* **PROVIDED RECORDS**:
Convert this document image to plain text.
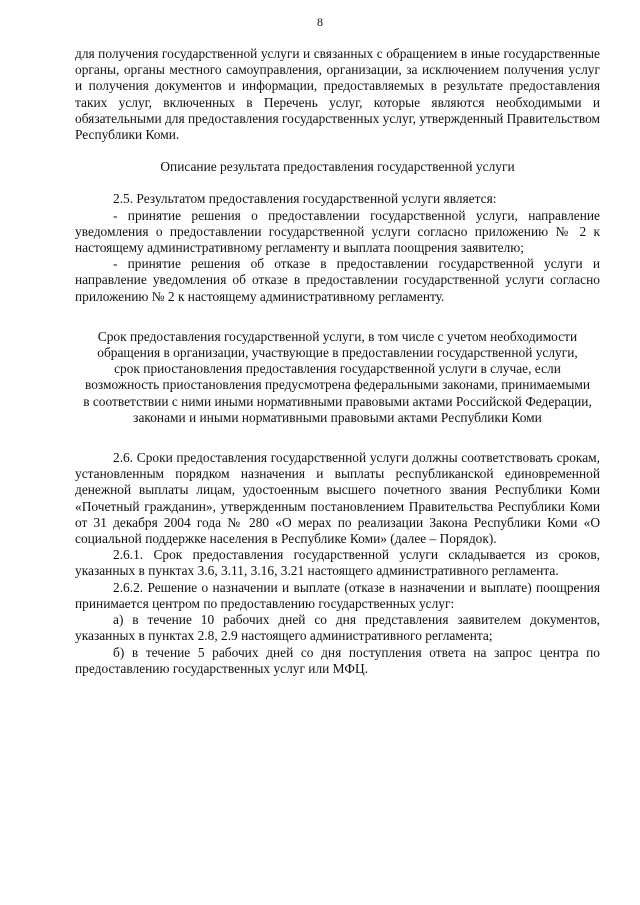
8

для получения государственной услуги и связанных с обращением в иные государственные органы, органы местного самоуправления, организации, за исключением получения услуг и получения документов и информации, предоставляемых в результате предоставления таких услуг, включенных в Перечень услуг, которые являются необходимыми и обязательными для предоставления государственных услуг, утвержденный Правительством Республики Коми.

Описание результата предоставления государственной услуги

2.5. Результатом предоставления государственной услуги является:

- принятие решения о предоставлении государственной услуги, направление уведомления о предоставлении государственной услуги согласно приложению № 2 к настоящему административному регламенту и выплата поощрения заявителю;

- принятие решения об отказе в предоставлении государственной услуги и направление уведомления об отказе в предоставлении государственной услуги согласно приложению № 2 к настоящему административному регламенту.

Срок предоставления государственной услуги, в том числе с учетом необходимости обращения в организации, участвующие в предоставлении государственной услуги, срок приостановления предоставления государственной услуги в случае, если возможность приостановления предусмотрена федеральными законами, принимаемыми в соответствии с ними иными нормативными правовыми актами Российской Федерации, законами и иными нормативными правовыми актами Республики Коми

2.6. Сроки предоставления государственной услуги должны соответствовать срокам, установленным порядком назначения и выплаты республиканской единовременной денежной выплаты лицам, удостоенным высшего почетного звания Республики Коми «Почетный гражданин», утвержденным постановлением Правительства Республики Коми от 31 декабря 2004 года № 280 «О мерах по реализации Закона Республики Коми «О социальной поддержке населения в Республике Коми» (далее – Порядок).

2.6.1. Срок предоставления государственной услуги складывается из сроков, указанных в пунктах 3.6, 3.11, 3.16, 3.21 настоящего административного регламента.

2.6.2. Решение о назначении и выплате (отказе в назначении и выплате) поощрения принимается центром по предоставлению государственных услуг:

а) в течение 10 рабочих дней со дня представления заявителем документов, указанных в пунктах 2.8, 2.9 настоящего административного регламента;

б) в течение 5 рабочих дней со дня поступления ответа на запрос центра по предоставлению государственных услуг или МФЦ.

* **REQUIREMENT**: Search the lines for "принятие". Copy each line that has it.

* **EXERCISE OUTPUT**:
- принятие решения о предоставлении государственной услуги, направление уведомления о предоставлении государственной услуги согласно приложению № 2 к настоящему административному регламенту и выплата поощрения заявителю;
- принятие решения об отказе в предоставлении государственной услуги и направление уведомления об отказе в предоставлении государственной услуги согласно приложению № 2 к настоящему административному регламенту.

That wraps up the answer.